§ **EXERCISE REQUIREMENTS**
Exact reproduction is required for all entries.

-- Begin INFORMATION PROVIDED --

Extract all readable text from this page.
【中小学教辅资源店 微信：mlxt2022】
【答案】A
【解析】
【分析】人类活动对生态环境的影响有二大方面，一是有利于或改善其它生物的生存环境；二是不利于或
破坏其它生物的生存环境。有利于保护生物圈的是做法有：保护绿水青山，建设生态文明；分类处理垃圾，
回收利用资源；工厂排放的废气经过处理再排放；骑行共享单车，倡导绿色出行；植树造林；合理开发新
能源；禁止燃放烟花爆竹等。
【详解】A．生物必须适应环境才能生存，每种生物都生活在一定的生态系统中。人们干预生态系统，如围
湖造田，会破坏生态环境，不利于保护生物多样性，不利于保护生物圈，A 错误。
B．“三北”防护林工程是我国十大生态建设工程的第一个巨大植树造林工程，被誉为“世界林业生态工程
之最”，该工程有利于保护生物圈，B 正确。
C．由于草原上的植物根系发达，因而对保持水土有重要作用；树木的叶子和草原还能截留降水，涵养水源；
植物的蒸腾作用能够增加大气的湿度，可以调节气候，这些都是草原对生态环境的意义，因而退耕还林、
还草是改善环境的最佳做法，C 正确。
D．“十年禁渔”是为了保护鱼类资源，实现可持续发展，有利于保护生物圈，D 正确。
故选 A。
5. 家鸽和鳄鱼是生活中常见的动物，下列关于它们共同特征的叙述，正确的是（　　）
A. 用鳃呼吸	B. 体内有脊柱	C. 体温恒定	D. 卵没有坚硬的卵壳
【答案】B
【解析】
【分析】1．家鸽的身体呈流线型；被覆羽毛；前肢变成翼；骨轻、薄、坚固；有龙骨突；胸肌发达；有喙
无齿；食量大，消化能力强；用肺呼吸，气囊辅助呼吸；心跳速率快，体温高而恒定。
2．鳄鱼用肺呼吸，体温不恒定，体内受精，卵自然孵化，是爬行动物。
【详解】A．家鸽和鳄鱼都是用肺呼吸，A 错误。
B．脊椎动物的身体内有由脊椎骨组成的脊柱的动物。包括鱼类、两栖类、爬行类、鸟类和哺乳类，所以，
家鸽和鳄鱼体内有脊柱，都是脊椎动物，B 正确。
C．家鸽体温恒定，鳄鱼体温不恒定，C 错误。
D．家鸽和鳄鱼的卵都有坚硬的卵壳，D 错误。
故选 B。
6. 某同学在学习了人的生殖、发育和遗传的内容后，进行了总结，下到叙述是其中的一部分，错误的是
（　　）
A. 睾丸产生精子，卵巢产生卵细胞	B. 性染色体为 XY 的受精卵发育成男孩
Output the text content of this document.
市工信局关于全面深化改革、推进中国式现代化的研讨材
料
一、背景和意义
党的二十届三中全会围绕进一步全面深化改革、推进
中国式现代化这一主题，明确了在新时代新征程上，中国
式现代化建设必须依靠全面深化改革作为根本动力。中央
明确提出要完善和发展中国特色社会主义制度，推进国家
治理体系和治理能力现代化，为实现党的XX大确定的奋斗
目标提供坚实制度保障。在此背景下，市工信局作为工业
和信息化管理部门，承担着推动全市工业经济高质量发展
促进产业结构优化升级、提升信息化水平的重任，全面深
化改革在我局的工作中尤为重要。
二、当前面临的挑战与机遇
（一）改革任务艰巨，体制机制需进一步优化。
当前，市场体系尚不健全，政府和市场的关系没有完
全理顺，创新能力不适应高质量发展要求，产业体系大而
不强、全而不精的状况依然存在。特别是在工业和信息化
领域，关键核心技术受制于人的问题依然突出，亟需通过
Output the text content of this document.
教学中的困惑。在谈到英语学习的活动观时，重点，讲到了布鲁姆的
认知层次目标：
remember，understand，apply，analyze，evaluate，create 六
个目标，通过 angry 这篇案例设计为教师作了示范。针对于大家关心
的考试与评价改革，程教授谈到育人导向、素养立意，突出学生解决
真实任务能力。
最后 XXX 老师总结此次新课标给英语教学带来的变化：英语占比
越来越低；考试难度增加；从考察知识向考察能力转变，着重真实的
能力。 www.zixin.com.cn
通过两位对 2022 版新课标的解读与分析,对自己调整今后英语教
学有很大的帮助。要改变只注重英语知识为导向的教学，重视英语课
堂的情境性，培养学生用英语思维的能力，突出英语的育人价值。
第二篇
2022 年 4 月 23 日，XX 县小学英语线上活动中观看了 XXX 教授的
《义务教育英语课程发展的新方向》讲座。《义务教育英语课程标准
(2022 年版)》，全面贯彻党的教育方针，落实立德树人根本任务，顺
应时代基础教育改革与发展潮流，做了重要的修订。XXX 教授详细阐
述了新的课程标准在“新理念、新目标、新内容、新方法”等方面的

-- End INFORMATION PROVIDED --

§ **FINAL ANSWER**
Extract all readable text from this page.
【中小学教辅资源店 微信：mlxt2022】
【答案】A
【解析】
【分析】人类活动对生态环境的影响有二大方面，一是有利于或改善其它生物的生存环境；二是不利于或
破坏其它生物的生存环境。有利于保护生物圈的是做法有：保护绿水青山，建设生态文明；分类处理垃圾，
回收利用资源；工厂排放的废气经过处理再排放；骑行共享单车，倡导绿色出行；植树造林；合理开发新
能源；禁止燃放烟花爆竹等。
【详解】A．生物必须适应环境才能生存，每种生物都生活在一定的生态系统中。人们干预生态系统，如围
湖造田，会破坏生态环境，不利于保护生物多样性，不利于保护生物圈，A 错误。
B．“三北”防护林工程是我国十大生态建设工程的第一个巨大植树造林工程，被誉为“世界林业生态工程
之最”，该工程有利于保护生物圈，B 正确。
C．由于草原上的植物根系发达，因而对保持水土有重要作用；树木的叶子和草原还能截留降水，涵养水源；
植物的蒸腾作用能够增加大气的湿度，可以调节气候，这些都是草原对生态环境的意义，因而退耕还林、
还草是改善环境的最佳做法，C 正确。
D．“十年禁渔”是为了保护鱼类资源，实现可持续发展，有利于保护生物圈，D 正确。
故选 A。
5. 家鸽和鳄鱼是生活中常见的动物，下列关于它们共同特征的叙述，正确的是（　　）
A. 用鳃呼吸	B. 体内有脊柱	C. 体温恒定	D. 卵没有坚硬的卵壳
【答案】B
【解析】
【分析】1．家鸽的身体呈流线型；被覆羽毛；前肢变成翼；骨轻、薄、坚固；有龙骨突；胸肌发达；有喙
无齿；食量大，消化能力强；用肺呼吸，气囊辅助呼吸；心跳速率快，体温高而恒定。
2．鳄鱼用肺呼吸，体温不恒定，体内受精，卵自然孵化，是爬行动物。
【详解】A．家鸽和鳄鱼都是用肺呼吸，A 错误。
B．脊椎动物的身体内有由脊椎骨组成的脊柱的动物。包括鱼类、两栖类、爬行类、鸟类和哺乳类，所以，
家鸽和鳄鱼体内有脊柱，都是脊椎动物，B 正确。
C．家鸽体温恒定，鳄鱼体温不恒定，C 错误。
D．家鸽和鳄鱼的卵都有坚硬的卵壳，D 错误。
故选 B。
6. 某同学在学习了人的生殖、发育和遗传的内容后，进行了总结，下到叙述是其中的一部分，错误的是
（　　）
A. 睾丸产生精子，卵巢产生卵细胞	B. 性染色体为 XY 的受精卵发育成男孩
Output the text content of this document.
市工信局关于全面深化改革、推进中国式现代化的研讨材
料
一、背景和意义
党的二十届三中全会围绕进一步全面深化改革、推进
中国式现代化这一主题，明确了在新时代新征程上，中国
式现代化建设必须依靠全面深化改革作为根本动力。中央
明确提出要完善和发展中国特色社会主义制度，推进国家
治理体系和治理能力现代化，为实现党的XX大确定的奋斗
目标提供坚实制度保障。在此背景下，市工信局作为工业
和信息化管理部门，承担着推动全市工业经济高质量发展
促进产业结构优化升级、提升信息化水平的重任，全面深
化改革在我局的工作中尤为重要。
二、当前面临的挑战与机遇
（一）改革任务艰巨，体制机制需进一步优化。
当前，市场体系尚不健全，政府和市场的关系没有完
全理顺，创新能力不适应高质量发展要求，产业体系大而
不强、全而不精的状况依然存在。特别是在工业和信息化
领域，关键核心技术受制于人的问题依然突出，亟需通过
Output the text content of this document.
教学中的困惑。在谈到英语学习的活动观时，重点，讲到了布鲁姆的
认知层次目标：
remember，understand，apply，analyze，evaluate，create 六
个目标，通过 angry 这篇案例设计为教师作了示范。针对于大家关心
的考试与评价改革，程教授谈到育人导向、素养立意，突出学生解决
真实任务能力。
最后 XXX 老师总结此次新课标给英语教学带来的变化：英语占比
越来越低；考试难度增加；从考察知识向考察能力转变，着重真实的
能力。 www.zixin.com.cn
通过两位对 2022 版新课标的解读与分析,对自己调整今后英语教
学有很大的帮助。要改变只注重英语知识为导向的教学，重视英语课
堂的情境性，培养学生用英语思维的能力，突出英语的育人价值。
第二篇
2022 年 4 月 23 日，XX 县小学英语线上活动中观看了 XXX 教授的
《义务教育英语课程发展的新方向》讲座。《义务教育英语课程标准
(2022 年版)》，全面贯彻党的教育方针，落实立德树人根本任务，顺
应时代基础教育改革与发展潮流，做了重要的修订。XXX 教授详细阐
述了新的课程标准在“新理念、新目标、新内容、新方法”等方面的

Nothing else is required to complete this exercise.